Exercise objective: Can you copy out the data exactly? Leave the images out.

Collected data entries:
....................
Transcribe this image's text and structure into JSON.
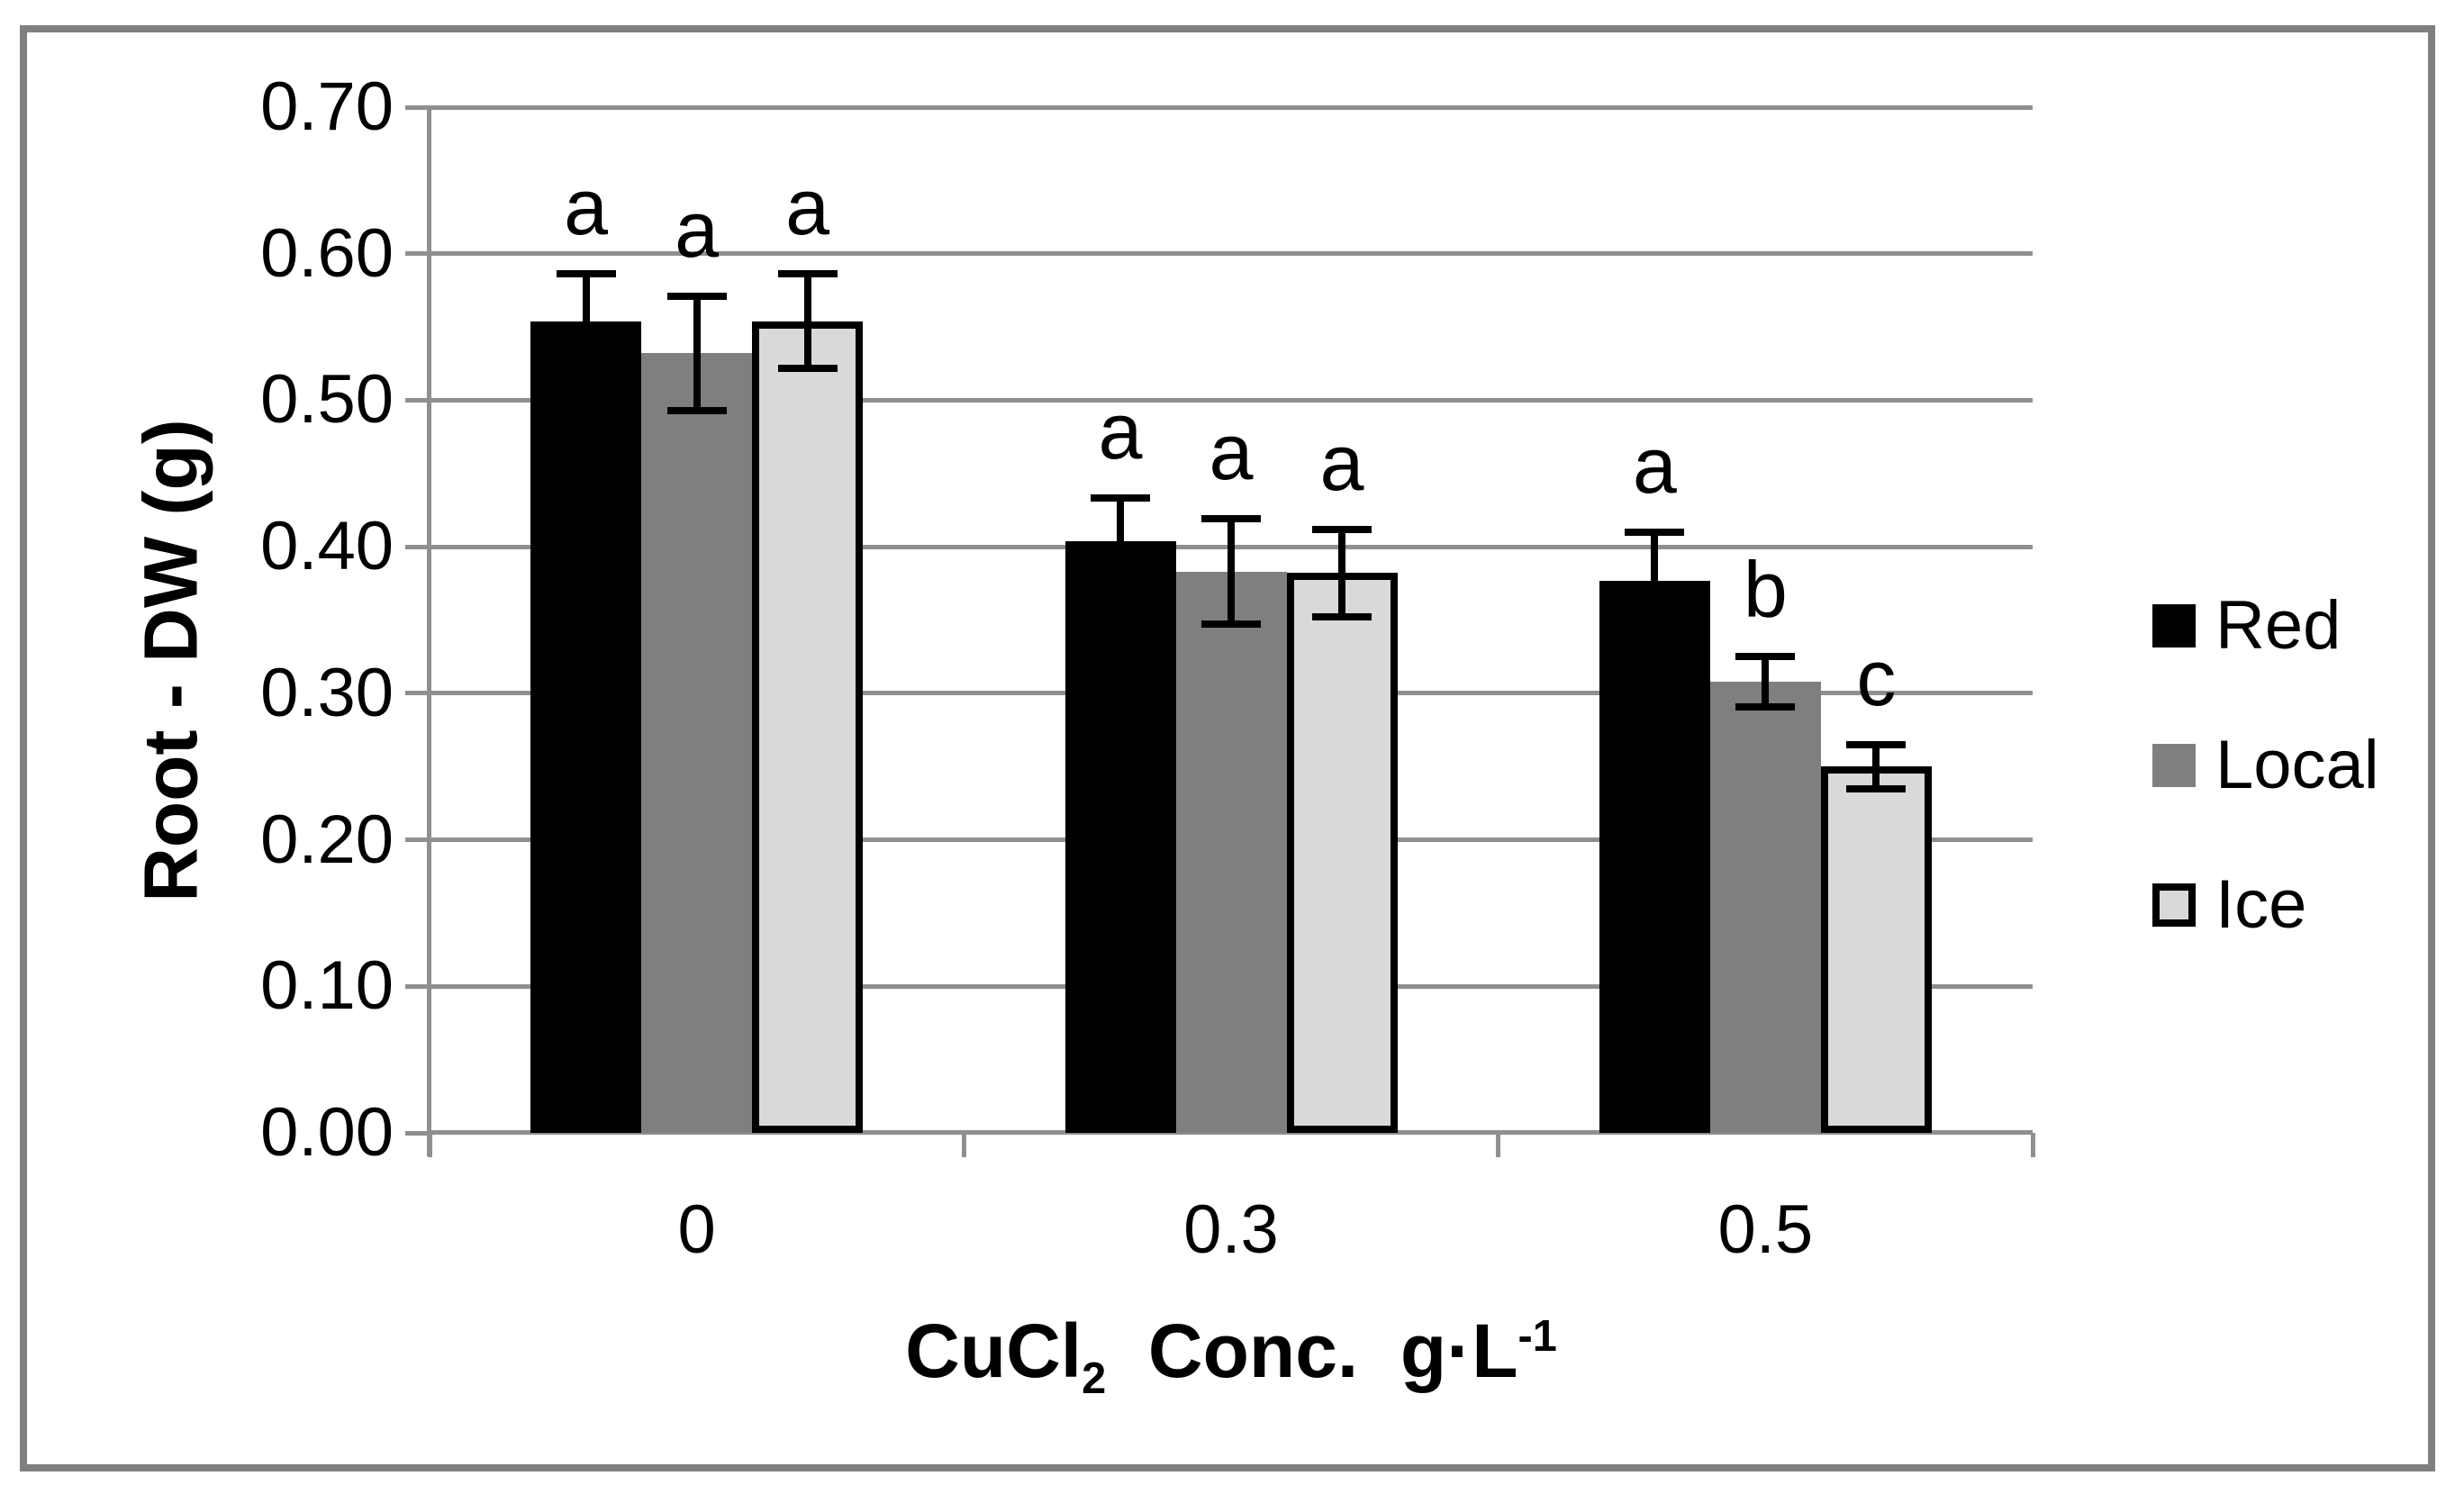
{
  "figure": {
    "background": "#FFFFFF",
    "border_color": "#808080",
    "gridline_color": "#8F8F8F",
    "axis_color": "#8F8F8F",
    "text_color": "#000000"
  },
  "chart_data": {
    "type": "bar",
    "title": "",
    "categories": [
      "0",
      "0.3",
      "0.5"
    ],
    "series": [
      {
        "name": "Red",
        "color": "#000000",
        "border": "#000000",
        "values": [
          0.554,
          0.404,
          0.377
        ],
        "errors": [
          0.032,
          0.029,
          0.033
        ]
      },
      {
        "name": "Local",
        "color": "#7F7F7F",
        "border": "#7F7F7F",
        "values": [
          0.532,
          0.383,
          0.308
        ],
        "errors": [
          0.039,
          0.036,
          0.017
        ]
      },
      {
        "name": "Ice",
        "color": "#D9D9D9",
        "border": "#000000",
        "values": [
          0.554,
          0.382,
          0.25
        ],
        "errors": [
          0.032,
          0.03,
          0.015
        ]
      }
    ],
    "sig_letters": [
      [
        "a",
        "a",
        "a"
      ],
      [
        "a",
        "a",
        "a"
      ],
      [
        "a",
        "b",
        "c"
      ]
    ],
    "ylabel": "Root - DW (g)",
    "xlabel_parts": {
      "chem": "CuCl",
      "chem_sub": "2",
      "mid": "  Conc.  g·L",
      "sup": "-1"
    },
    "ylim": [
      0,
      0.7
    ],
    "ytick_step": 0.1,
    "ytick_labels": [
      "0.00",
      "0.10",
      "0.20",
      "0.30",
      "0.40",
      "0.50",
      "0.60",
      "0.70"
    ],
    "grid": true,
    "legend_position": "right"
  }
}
....................
Written response:
Transcribe this image's text and structure into JSON.
{
  "figure": {
    "background": "#FFFFFF",
    "border_color": "#808080",
    "gridline_color": "#8F8F8F",
    "axis_color": "#8F8F8F",
    "text_color": "#000000"
  },
  "chart_data": {
    "type": "bar",
    "title": "",
    "categories": [
      "0",
      "0.3",
      "0.5"
    ],
    "series": [
      {
        "name": "Red",
        "color": "#000000",
        "border": "#000000",
        "values": [
          0.554,
          0.404,
          0.377
        ],
        "errors": [
          0.032,
          0.029,
          0.033
        ]
      },
      {
        "name": "Local",
        "color": "#7F7F7F",
        "border": "#7F7F7F",
        "values": [
          0.532,
          0.383,
          0.308
        ],
        "errors": [
          0.039,
          0.036,
          0.017
        ]
      },
      {
        "name": "Ice",
        "color": "#D9D9D9",
        "border": "#000000",
        "values": [
          0.554,
          0.382,
          0.25
        ],
        "errors": [
          0.032,
          0.03,
          0.015
        ]
      }
    ],
    "sig_letters": [
      [
        "a",
        "a",
        "a"
      ],
      [
        "a",
        "a",
        "a"
      ],
      [
        "a",
        "b",
        "c"
      ]
    ],
    "ylabel": "Root - DW (g)",
    "xlabel_parts": {
      "chem": "CuCl",
      "chem_sub": "2",
      "mid": "  Conc.  g·L",
      "sup": "-1"
    },
    "ylim": [
      0,
      0.7
    ],
    "ytick_step": 0.1,
    "ytick_labels": [
      "0.00",
      "0.10",
      "0.20",
      "0.30",
      "0.40",
      "0.50",
      "0.60",
      "0.70"
    ],
    "grid": true,
    "legend_position": "right"
  }
}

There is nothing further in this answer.